▼▼▼

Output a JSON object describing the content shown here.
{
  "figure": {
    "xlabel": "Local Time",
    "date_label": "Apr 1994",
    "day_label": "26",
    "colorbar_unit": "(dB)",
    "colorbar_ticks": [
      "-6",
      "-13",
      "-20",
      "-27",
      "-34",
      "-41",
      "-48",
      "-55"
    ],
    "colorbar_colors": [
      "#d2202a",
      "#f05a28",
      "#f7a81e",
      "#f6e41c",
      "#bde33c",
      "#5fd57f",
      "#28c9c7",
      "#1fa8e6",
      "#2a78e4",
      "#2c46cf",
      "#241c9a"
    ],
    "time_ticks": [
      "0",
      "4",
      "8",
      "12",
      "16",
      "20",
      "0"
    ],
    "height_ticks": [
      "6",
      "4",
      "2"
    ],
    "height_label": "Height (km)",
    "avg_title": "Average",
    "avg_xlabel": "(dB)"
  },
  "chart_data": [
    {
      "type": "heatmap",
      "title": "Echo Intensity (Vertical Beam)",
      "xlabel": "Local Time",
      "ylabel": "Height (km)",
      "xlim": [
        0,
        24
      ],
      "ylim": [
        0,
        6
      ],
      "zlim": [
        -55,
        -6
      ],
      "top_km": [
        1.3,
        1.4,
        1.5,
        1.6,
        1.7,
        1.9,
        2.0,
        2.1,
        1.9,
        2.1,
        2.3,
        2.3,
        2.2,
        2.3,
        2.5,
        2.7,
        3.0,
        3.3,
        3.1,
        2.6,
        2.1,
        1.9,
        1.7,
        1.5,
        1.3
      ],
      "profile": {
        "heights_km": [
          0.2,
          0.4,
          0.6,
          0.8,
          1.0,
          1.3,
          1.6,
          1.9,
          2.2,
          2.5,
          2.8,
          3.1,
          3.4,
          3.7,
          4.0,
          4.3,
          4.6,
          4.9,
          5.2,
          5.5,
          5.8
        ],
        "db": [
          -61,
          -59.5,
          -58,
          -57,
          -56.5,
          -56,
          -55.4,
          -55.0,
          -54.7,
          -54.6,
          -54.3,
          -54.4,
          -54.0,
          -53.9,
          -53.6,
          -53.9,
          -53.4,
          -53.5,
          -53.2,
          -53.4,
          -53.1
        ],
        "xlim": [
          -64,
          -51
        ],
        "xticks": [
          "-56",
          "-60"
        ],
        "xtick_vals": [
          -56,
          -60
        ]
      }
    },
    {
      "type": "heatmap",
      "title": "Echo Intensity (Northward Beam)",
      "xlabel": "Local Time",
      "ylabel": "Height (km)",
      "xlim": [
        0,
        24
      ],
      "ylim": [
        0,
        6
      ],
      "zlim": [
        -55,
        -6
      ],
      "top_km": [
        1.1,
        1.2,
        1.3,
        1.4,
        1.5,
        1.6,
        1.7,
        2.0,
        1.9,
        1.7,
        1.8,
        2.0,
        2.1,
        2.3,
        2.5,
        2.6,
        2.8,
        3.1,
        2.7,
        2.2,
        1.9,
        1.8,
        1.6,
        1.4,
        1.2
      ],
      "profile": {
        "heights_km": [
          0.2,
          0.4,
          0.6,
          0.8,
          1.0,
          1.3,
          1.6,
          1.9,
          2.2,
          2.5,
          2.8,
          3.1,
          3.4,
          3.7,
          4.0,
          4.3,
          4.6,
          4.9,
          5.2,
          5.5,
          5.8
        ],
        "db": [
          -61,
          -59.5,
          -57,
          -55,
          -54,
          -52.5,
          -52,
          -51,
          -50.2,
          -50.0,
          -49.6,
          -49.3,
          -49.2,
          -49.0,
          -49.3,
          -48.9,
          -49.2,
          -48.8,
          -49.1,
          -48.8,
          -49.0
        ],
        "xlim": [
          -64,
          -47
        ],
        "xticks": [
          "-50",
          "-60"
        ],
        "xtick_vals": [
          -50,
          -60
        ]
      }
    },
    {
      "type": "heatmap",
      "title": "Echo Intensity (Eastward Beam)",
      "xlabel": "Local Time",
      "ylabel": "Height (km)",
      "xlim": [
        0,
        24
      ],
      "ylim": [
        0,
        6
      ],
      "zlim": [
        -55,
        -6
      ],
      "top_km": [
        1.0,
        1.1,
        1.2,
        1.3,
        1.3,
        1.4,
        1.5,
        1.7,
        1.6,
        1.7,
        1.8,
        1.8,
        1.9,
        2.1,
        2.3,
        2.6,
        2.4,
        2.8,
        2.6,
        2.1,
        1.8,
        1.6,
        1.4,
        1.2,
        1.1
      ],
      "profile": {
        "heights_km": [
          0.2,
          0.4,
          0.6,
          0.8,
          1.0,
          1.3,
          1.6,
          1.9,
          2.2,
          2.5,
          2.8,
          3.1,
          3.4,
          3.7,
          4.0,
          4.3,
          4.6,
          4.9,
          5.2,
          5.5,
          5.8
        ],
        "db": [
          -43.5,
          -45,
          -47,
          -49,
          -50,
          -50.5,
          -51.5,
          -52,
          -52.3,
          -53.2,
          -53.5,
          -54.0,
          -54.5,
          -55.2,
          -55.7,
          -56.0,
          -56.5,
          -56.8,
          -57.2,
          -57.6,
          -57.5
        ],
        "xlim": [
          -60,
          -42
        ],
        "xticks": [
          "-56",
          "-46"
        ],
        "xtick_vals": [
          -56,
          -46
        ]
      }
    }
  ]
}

▲▲▲

What you need to do =>
Check the records above line by line and tally those holding the string "Beam". Answer with the number only.

Solution to the problem =>
3